- **PASSAGE PROVIDED**

/---

Industrial inspectors had urged the owner of the building to keep it closed. But its well-connected landlord, Sohel Rana, got another local official to say he could inform the factory owners that the building was safe. Supervisors standing at the entrance to the building threatened workers with the loss of their month’s overtime pay (as much as half of their total earnings) if they stayed away. In an account reported by an Australian journalist, one worker was quoted as saying, “The bosses came after us with beating sticks. In the end, we were forced to go in.”

Shortly after the workday began, the building collapsed. More than 1,100 workers were killed; about 2,500 were injured.

The Rana Plaza disaster made headlines worldwide but it’s hardly unique for South Asia’s booming garment industry. In April 2005, the collapse of Spectrum sweater factory not far from Dhaka killed 64 and injured another 80. Five years later, 29 workers were killed when a factory owned by That’s It Sportswear caught fire. And then in 2012, fires at Ali Enterprises Factory in Karachi, Pakistan, and Tazreen Fashion Factory in Dhaka, Bangladesh, killed more than 350 workers in total.

I began examining fires in Bangladesh around the time of the 100th anniversary of the Triangle Shirtwaist Factory fire. On March 25, 1911, 146 garment workers died when a fire broke out at the New York City factory; women and boys had died from smoke and from jumping from the ninth floor of the building near Washington Square.

Pretty soon I was crying at the computer. How many times can you read about women trapped in a fire-enveloped factory because exits are locked? How many times can you see pictures of relatives and co-workers standing outside of buildings, waiting in grief?

I had been building a spreadsheet, but I had to stop. The 2010 fire at the sportswear factory in Dhaka marked a point at which I began to crumble. Survivors of the fire reported that the building’s emergency exits were closed, thus trapping the workers on the ninth floor. In desperation to escape the smoke and heat, workers jumped out of the windows and fell to their deaths. Twenty-nine souls perished that day. There was a terrible symmetry between the fire in Dhaka and the Triangle Shirtwaist fire nearly a century before.

\---

- **STATED EXERCISE A**
Reproduce the passage on garment factory disasters word for word.
- **STATED EXERCISE B**
Copy the records below verbatim, starting at their first line and ending at the line that contains "x-tick-label: Feb '19 xyxy=(265,726,314,740)", with both of those lines included.

[Items from a dataset]
/---

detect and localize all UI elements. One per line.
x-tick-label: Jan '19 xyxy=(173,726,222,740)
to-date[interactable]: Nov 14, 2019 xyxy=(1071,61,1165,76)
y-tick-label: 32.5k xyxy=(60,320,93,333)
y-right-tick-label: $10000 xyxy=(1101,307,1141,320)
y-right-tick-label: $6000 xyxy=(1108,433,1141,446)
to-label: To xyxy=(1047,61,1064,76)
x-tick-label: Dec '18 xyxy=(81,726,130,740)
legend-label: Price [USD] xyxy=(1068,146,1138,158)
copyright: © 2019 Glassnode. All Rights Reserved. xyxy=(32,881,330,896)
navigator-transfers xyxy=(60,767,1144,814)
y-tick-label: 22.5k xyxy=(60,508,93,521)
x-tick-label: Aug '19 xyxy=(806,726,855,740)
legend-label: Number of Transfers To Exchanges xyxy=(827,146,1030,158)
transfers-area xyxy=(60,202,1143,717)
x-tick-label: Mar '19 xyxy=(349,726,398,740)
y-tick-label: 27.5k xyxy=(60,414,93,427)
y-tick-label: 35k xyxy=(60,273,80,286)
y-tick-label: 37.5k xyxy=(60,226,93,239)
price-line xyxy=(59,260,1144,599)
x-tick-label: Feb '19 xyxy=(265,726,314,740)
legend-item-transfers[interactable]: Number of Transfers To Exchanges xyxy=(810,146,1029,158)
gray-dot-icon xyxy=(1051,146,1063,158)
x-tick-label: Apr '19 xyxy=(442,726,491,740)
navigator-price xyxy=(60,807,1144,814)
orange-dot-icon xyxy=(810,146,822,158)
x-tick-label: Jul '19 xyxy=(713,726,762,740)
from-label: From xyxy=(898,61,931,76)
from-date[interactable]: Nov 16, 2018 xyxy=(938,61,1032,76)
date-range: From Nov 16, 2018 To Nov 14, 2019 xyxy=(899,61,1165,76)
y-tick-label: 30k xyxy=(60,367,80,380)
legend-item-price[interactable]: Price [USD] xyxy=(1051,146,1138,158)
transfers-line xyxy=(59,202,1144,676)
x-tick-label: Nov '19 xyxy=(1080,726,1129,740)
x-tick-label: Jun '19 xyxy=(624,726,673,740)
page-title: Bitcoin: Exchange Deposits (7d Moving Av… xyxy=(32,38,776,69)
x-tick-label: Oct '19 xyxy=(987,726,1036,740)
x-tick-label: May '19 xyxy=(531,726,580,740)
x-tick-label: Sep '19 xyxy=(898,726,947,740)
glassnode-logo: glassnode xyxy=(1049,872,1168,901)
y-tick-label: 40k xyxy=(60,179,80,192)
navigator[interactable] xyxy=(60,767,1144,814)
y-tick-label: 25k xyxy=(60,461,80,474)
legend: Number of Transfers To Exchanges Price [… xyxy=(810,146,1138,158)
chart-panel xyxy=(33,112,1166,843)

\---

- **RESPONSE A**
Industrial inspectors had urged the owner of the building to keep it closed. But its well-connected landlord, Sohel Rana, got another local official to say he could inform the factory owners that the building was safe. Supervisors standing at the entrance to the building threatened workers with the loss of their month’s overtime pay (as much as half of their total earnings) if they stayed away. In an account reported by an Australian journalist, one worker was quoted as saying, “The bosses came after us with beating sticks. In the end, we were forced to go in.”

Shortly after the workday began, the building collapsed. More than 1,100 workers were killed; about 2,500 were injured.

The Rana Plaza disaster made headlines worldwide but it’s hardly unique for South Asia’s booming garment industry. In April 2005, the collapse of Spectrum sweater factory not far from Dhaka killed 64 and injured another 80. Five years later, 29 workers were killed when a factory owned by That’s It Sportswear caught fire. And then in 2012, fires at Ali Enterprises Factory in Karachi, Pakistan, and Tazreen Fashion Factory in Dhaka, Bangladesh, killed more than 350 workers in total.

I began examining fires in Bangladesh around the time of the 100th anniversary of the Triangle Shirtwaist Factory fire. On March 25, 1911, 146 garment workers died when a fire broke out at the New York City factory; women and boys had died from smoke and from jumping from the ninth floor of the building near Washington Square.

Pretty soon I was crying at the computer. How many times can you read about women trapped in a fire-enveloped factory because exits are locked? How many times can you see pictures of relatives and co-workers standing outside of buildings, waiting in grief?

I had been building a spreadsheet, but I had to stop. The 2010 fire at the sportswear factory in Dhaka marked a point at which I began to crumble. Survivors of the fire reported that the building’s emergency exits were closed, thus trapping the workers on the ninth floor. In desperation to escape the smoke and heat, workers jumped out of the windows and fell to their deaths. Twenty-nine souls perished that day. There was a terrible symmetry between the fire in Dhaka and the Triangle Shirtwaist fire nearly a century before.

- **RESPONSE B**
detect and localize all UI elements. One per line.
x-tick-label: Jan '19 xyxy=(173,726,222,740)
to-date[interactable]: Nov 14, 2019 xyxy=(1071,61,1165,76)
y-tick-label: 32.5k xyxy=(60,320,93,333)
y-right-tick-label: $10000 xyxy=(1101,307,1141,320)
y-right-tick-label: $6000 xyxy=(1108,433,1141,446)
to-label: To xyxy=(1047,61,1064,76)
x-tick-label: Dec '18 xyxy=(81,726,130,740)
legend-label: Price [USD] xyxy=(1068,146,1138,158)
copyright: © 2019 Glassnode. All Rights Reserved. xyxy=(32,881,330,896)
navigator-transfers xyxy=(60,767,1144,814)
y-tick-label: 22.5k xyxy=(60,508,93,521)
x-tick-label: Aug '19 xyxy=(806,726,855,740)
legend-label: Number of Transfers To Exchanges xyxy=(827,146,1030,158)
transfers-area xyxy=(60,202,1143,717)
x-tick-label: Mar '19 xyxy=(349,726,398,740)
y-tick-label: 27.5k xyxy=(60,414,93,427)
y-tick-label: 35k xyxy=(60,273,80,286)
y-tick-label: 37.5k xyxy=(60,226,93,239)
price-line xyxy=(59,260,1144,599)
x-tick-label: Feb '19 xyxy=(265,726,314,740)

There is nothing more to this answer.